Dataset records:
════════

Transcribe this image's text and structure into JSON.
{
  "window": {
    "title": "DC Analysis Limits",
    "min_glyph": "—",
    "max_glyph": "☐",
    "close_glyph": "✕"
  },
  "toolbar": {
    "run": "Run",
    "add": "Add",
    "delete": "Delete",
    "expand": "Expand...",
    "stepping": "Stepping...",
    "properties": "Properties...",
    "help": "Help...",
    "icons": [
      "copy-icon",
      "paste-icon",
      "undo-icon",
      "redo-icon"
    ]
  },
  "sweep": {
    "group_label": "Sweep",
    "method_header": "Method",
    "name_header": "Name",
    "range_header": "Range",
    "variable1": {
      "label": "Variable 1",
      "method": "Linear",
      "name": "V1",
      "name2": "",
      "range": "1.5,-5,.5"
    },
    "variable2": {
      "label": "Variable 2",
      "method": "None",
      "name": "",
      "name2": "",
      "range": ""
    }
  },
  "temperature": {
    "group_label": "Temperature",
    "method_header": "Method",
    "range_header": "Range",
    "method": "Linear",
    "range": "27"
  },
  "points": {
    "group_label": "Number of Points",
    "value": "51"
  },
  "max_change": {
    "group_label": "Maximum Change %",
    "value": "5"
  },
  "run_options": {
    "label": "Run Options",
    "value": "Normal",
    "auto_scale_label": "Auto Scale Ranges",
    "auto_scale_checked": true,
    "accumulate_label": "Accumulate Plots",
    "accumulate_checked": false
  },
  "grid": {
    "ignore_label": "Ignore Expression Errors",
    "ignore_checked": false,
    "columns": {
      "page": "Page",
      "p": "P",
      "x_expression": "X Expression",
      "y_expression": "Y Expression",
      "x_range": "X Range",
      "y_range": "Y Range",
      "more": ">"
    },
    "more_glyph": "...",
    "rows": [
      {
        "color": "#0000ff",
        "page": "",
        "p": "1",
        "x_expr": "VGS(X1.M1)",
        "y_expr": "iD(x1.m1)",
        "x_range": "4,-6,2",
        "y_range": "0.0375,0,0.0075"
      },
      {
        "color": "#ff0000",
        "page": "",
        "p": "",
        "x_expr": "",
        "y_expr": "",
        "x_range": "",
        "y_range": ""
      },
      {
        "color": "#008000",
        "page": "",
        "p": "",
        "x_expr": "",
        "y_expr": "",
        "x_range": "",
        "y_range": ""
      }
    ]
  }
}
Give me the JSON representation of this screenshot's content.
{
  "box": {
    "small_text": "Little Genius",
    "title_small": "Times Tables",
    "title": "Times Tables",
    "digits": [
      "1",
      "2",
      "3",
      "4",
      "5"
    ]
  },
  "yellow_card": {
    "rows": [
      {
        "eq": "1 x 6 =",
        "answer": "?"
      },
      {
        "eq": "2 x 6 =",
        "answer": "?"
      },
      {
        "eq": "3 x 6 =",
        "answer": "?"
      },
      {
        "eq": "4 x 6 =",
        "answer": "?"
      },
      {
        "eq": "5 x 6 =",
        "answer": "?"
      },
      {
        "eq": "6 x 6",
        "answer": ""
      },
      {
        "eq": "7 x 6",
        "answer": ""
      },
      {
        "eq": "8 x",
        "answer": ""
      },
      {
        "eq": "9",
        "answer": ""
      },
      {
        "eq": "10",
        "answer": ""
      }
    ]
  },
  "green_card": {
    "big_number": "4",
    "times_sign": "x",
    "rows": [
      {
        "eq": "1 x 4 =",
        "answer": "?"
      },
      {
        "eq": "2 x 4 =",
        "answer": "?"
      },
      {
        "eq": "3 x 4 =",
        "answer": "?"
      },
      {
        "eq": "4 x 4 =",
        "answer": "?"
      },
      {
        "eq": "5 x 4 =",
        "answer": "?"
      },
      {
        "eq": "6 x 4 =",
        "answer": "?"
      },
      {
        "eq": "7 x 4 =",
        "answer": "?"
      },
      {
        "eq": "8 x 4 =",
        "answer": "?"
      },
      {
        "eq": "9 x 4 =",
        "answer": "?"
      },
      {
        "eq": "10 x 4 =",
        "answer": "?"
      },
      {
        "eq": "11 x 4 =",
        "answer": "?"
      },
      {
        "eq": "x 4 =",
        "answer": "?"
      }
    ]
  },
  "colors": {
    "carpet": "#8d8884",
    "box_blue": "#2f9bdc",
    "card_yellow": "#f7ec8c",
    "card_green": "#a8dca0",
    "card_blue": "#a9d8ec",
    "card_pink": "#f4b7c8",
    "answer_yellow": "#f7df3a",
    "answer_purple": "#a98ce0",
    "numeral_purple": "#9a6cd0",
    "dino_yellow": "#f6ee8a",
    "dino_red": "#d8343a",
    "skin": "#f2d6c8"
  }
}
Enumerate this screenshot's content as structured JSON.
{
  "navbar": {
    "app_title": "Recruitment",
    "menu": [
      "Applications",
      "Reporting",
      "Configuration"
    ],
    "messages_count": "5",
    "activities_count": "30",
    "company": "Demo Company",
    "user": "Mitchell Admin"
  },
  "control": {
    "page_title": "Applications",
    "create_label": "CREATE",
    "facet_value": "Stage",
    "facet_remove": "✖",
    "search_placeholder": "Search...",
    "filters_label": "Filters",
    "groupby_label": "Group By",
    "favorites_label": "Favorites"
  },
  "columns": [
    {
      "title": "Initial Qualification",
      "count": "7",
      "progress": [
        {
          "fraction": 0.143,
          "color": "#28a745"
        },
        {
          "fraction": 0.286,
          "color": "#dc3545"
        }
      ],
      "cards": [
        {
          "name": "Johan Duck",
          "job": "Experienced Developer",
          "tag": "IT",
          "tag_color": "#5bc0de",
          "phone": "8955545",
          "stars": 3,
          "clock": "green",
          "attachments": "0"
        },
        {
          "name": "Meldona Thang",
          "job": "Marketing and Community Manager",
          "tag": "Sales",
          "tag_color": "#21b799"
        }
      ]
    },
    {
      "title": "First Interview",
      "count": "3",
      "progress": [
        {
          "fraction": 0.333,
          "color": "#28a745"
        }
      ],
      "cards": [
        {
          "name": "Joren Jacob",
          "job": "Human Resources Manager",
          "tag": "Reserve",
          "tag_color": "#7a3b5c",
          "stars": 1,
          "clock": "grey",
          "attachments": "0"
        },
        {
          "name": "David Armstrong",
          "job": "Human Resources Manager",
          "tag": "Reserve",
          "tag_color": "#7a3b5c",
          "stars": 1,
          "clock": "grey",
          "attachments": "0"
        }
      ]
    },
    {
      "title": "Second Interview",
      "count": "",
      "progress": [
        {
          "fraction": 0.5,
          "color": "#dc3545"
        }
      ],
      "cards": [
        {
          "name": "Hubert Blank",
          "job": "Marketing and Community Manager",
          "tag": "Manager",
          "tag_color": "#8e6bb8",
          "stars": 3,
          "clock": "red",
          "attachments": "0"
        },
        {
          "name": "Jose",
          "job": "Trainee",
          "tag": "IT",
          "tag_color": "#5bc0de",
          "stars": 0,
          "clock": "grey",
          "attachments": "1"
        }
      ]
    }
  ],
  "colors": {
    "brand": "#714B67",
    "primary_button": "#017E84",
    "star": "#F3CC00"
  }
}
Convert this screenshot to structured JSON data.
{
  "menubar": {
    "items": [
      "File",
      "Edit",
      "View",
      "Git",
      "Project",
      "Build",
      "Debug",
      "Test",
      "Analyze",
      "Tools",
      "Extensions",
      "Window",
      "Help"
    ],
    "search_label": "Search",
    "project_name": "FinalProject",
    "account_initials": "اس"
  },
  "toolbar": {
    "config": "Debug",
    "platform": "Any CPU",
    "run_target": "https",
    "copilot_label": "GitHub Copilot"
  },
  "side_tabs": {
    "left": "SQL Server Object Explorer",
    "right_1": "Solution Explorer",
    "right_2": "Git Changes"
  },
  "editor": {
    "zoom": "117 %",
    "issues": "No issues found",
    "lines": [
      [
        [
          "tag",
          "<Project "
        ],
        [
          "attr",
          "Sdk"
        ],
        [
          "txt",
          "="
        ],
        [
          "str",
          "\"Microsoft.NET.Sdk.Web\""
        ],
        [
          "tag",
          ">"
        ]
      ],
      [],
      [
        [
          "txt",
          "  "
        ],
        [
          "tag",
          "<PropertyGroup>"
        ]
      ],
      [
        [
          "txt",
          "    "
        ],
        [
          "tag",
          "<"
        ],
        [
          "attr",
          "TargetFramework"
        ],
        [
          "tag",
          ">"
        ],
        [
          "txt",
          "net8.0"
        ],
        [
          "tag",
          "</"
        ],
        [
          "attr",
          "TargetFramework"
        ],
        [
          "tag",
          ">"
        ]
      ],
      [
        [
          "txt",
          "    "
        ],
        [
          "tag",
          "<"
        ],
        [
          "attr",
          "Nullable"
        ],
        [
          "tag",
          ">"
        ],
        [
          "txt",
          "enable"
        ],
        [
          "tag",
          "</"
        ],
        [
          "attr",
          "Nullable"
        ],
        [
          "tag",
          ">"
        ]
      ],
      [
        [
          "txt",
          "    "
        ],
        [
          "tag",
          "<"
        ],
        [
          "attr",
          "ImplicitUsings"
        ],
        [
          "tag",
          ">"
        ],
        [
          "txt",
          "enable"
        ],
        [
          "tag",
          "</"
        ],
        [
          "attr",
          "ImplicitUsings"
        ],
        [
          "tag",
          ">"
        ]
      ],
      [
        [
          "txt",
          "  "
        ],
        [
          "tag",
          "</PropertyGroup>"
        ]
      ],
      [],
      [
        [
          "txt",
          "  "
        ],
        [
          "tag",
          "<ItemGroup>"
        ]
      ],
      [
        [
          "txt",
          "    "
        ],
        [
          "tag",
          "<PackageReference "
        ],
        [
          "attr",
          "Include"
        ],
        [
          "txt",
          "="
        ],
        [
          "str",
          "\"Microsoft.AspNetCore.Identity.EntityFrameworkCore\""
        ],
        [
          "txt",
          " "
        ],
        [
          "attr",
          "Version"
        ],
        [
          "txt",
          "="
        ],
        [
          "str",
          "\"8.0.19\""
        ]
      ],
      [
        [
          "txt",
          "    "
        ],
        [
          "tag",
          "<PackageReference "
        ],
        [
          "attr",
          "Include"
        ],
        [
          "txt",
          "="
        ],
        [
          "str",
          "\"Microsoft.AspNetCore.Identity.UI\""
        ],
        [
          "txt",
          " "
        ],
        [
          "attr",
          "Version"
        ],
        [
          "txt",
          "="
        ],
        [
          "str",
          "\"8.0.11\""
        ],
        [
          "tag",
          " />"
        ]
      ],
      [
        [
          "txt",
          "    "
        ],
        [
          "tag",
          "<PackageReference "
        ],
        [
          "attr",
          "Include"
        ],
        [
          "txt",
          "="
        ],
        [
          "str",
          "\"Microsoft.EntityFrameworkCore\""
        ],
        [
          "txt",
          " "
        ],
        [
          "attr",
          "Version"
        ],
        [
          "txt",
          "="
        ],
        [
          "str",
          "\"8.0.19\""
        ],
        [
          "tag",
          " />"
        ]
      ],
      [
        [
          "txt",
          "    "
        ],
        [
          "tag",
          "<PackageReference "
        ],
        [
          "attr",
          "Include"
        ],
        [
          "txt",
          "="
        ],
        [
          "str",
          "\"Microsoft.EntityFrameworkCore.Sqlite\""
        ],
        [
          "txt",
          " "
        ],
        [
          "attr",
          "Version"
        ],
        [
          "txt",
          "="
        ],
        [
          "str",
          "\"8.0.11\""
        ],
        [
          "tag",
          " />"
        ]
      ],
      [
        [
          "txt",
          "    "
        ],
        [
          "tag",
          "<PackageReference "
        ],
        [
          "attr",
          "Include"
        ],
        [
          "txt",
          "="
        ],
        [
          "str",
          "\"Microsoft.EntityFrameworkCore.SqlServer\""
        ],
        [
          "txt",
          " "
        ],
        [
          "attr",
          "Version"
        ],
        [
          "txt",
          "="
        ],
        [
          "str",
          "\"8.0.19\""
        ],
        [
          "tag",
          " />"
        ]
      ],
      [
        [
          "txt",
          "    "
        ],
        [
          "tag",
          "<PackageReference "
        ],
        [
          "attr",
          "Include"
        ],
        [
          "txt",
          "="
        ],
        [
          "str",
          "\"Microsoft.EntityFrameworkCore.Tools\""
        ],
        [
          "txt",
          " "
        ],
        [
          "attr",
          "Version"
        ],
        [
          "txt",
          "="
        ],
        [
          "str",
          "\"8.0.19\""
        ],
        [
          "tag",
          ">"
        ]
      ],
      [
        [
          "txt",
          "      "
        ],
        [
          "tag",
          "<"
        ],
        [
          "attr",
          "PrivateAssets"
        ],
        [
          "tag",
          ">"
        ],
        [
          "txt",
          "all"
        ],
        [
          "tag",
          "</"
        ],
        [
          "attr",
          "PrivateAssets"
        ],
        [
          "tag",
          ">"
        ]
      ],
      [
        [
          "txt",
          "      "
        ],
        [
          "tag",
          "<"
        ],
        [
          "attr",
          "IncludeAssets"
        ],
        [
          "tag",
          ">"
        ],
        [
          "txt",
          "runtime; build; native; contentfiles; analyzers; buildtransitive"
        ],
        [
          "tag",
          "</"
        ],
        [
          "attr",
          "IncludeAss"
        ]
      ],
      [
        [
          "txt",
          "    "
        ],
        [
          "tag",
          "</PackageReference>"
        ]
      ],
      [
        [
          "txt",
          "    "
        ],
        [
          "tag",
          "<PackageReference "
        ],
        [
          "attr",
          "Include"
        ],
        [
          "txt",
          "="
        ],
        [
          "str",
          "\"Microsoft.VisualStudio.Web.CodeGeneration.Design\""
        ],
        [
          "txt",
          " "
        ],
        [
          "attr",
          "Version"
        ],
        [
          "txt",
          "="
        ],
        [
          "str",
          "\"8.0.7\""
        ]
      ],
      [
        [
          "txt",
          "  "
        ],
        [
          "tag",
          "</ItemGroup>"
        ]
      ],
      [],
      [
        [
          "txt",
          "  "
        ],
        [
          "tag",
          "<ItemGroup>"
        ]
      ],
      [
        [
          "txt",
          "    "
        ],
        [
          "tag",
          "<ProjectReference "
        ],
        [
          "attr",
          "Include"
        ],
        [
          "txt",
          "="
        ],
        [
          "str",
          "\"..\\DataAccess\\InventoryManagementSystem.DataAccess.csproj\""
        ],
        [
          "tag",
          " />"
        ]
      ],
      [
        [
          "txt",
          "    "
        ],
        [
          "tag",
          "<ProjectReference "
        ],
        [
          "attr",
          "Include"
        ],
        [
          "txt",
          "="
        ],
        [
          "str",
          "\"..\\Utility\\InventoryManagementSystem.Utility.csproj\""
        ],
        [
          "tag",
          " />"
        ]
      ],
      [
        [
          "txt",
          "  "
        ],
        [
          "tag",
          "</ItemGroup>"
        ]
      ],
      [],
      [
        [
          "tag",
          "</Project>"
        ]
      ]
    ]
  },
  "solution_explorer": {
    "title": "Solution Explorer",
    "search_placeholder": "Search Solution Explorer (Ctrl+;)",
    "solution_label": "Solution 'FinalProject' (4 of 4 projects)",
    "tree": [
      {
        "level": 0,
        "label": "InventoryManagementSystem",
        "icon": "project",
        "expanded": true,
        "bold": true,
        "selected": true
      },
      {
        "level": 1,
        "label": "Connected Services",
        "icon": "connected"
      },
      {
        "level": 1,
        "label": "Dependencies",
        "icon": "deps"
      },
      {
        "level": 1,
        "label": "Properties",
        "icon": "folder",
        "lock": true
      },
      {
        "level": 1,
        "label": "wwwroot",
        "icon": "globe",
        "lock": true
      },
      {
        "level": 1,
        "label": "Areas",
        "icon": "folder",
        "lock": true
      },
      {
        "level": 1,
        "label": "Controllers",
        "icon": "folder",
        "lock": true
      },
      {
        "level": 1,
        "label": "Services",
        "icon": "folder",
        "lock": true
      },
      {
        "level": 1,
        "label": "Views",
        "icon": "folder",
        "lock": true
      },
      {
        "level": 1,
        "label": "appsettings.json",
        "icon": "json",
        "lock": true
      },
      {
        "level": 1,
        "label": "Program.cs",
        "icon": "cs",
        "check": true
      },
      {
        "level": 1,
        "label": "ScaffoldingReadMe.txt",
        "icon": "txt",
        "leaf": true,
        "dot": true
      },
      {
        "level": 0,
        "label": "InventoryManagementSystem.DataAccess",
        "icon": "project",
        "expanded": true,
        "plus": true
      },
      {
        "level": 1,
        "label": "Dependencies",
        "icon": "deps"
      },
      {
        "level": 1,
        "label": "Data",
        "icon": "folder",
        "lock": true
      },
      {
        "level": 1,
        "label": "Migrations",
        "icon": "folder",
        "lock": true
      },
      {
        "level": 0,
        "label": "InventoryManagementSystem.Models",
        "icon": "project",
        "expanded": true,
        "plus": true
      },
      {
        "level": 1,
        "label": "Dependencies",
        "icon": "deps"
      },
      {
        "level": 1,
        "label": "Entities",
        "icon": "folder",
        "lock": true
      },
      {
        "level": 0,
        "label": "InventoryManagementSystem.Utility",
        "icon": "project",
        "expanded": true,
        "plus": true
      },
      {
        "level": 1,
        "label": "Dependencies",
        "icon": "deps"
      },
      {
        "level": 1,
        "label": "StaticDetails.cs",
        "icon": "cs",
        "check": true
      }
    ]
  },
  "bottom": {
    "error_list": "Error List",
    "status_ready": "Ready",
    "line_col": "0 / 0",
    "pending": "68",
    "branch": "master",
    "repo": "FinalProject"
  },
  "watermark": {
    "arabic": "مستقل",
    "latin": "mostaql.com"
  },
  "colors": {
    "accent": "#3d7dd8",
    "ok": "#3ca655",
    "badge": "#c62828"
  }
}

════════

* _Set problem_: Of all the lines above, how many contain "Identity"? Give the number and nothing more.

* _Output for this task_: 2